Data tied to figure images

-- -- --

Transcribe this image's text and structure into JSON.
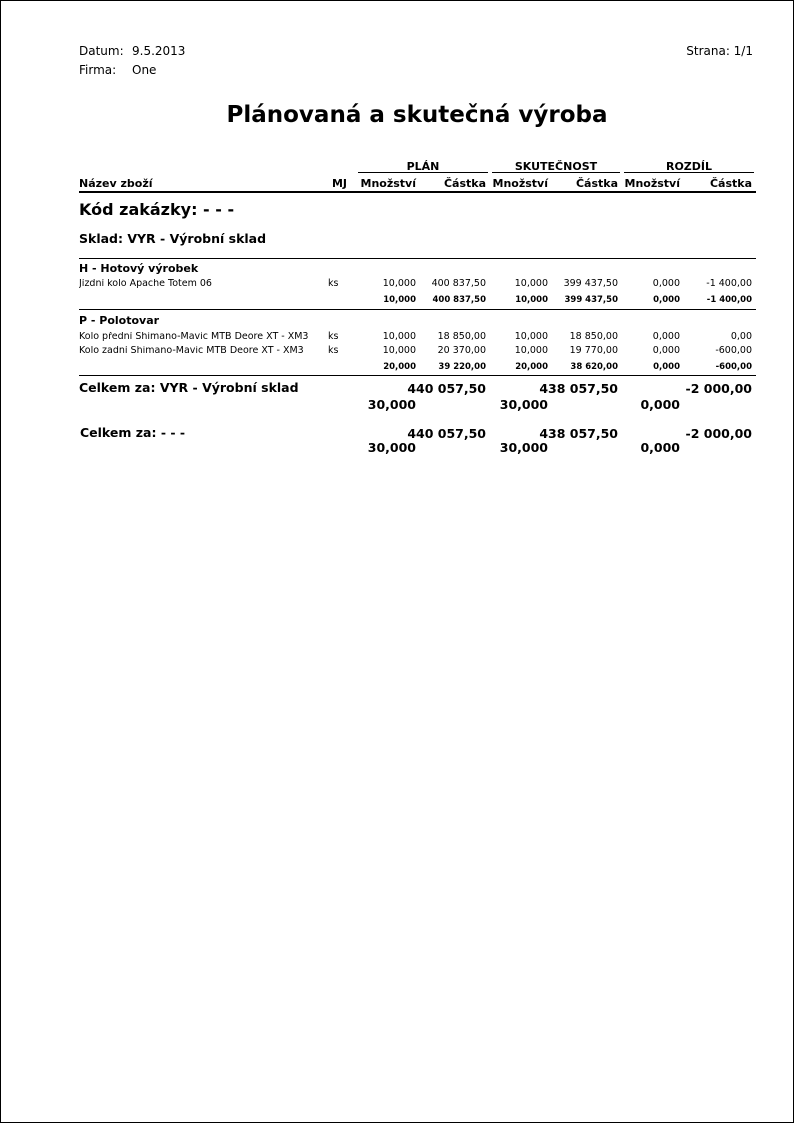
{
  "header": {
    "date_label": "Datum:",
    "date": "9.5.2013",
    "company_label": "Firma:",
    "company": "One",
    "page_label": "Strana: 1/1"
  },
  "title": "Plánovaná a skutečná výroba",
  "columns": {
    "groups": [
      "PLÁN",
      "SKUTEČNOST",
      "ROZDÍL"
    ],
    "name": "Název zboží",
    "unit": "MJ",
    "qty": "Množství",
    "amount": "Částka"
  },
  "order_code": "Kód zakázky: - - -",
  "warehouse": "Sklad: VYR - Výrobní sklad",
  "groups": [
    {
      "label": "H - Hotový výrobek",
      "rows": [
        [
          "Jízdní kolo Apache Totem 06",
          "ks",
          "10,000",
          "400 837,50",
          "10,000",
          "399 437,50",
          "0,000",
          "-1 400,00"
        ]
      ],
      "subtotal": [
        "10,000",
        "400 837,50",
        "10,000",
        "399 437,50",
        "0,000",
        "-1 400,00"
      ]
    },
    {
      "label": "P - Polotovar",
      "rows": [
        [
          "Kolo přední Shimano-Mavic MTB Deore XT - XM3",
          "ks",
          "10,000",
          "18 850,00",
          "10,000",
          "18 850,00",
          "0,000",
          "0,00"
        ],
        [
          "Kolo zadní Shimano-Mavic MTB Deore XT - XM3",
          "ks",
          "10,000",
          "20 370,00",
          "10,000",
          "19 770,00",
          "0,000",
          "-600,00"
        ]
      ],
      "subtotal": [
        "20,000",
        "39 220,00",
        "20,000",
        "38 620,00",
        "0,000",
        "-600,00"
      ]
    }
  ],
  "totals": [
    {
      "label": "Celkem za: VYR - Výrobní sklad",
      "amounts": [
        "440 057,50",
        "438 057,50",
        "-2 000,00"
      ],
      "qtys": [
        "30,000",
        "30,000",
        "0,000"
      ]
    },
    {
      "label": "Celkem za: - - -",
      "amounts": [
        "440 057,50",
        "438 057,50",
        "-2 000,00"
      ],
      "qtys": [
        "30,000",
        "30,000",
        "0,000"
      ]
    }
  ]
}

-- -- --

Written problem
Repeat the listing in full and exactly. Do not include any images.

Task output
Transcribe this image's text and structure into JSON.
{
  "header": {
    "date_label": "Datum:",
    "date": "9.5.2013",
    "company_label": "Firma:",
    "company": "One",
    "page_label": "Strana: 1/1"
  },
  "title": "Plánovaná a skutečná výroba",
  "columns": {
    "groups": [
      "PLÁN",
      "SKUTEČNOST",
      "ROZDÍL"
    ],
    "name": "Název zboží",
    "unit": "MJ",
    "qty": "Množství",
    "amount": "Částka"
  },
  "order_code": "Kód zakázky: - - -",
  "warehouse": "Sklad: VYR - Výrobní sklad",
  "groups": [
    {
      "label": "H - Hotový výrobek",
      "rows": [
        [
          "Jízdní kolo Apache Totem 06",
          "ks",
          "10,000",
          "400 837,50",
          "10,000",
          "399 437,50",
          "0,000",
          "-1 400,00"
        ]
      ],
      "subtotal": [
        "10,000",
        "400 837,50",
        "10,000",
        "399 437,50",
        "0,000",
        "-1 400,00"
      ]
    },
    {
      "label": "P - Polotovar",
      "rows": [
        [
          "Kolo přední Shimano-Mavic MTB Deore XT - XM3",
          "ks",
          "10,000",
          "18 850,00",
          "10,000",
          "18 850,00",
          "0,000",
          "0,00"
        ],
        [
          "Kolo zadní Shimano-Mavic MTB Deore XT - XM3",
          "ks",
          "10,000",
          "20 370,00",
          "10,000",
          "19 770,00",
          "0,000",
          "-600,00"
        ]
      ],
      "subtotal": [
        "20,000",
        "39 220,00",
        "20,000",
        "38 620,00",
        "0,000",
        "-600,00"
      ]
    }
  ],
  "totals": [
    {
      "label": "Celkem za: VYR - Výrobní sklad",
      "amounts": [
        "440 057,50",
        "438 057,50",
        "-2 000,00"
      ],
      "qtys": [
        "30,000",
        "30,000",
        "0,000"
      ]
    },
    {
      "label": "Celkem za: - - -",
      "amounts": [
        "440 057,50",
        "438 057,50",
        "-2 000,00"
      ],
      "qtys": [
        "30,000",
        "30,000",
        "0,000"
      ]
    }
  ]
}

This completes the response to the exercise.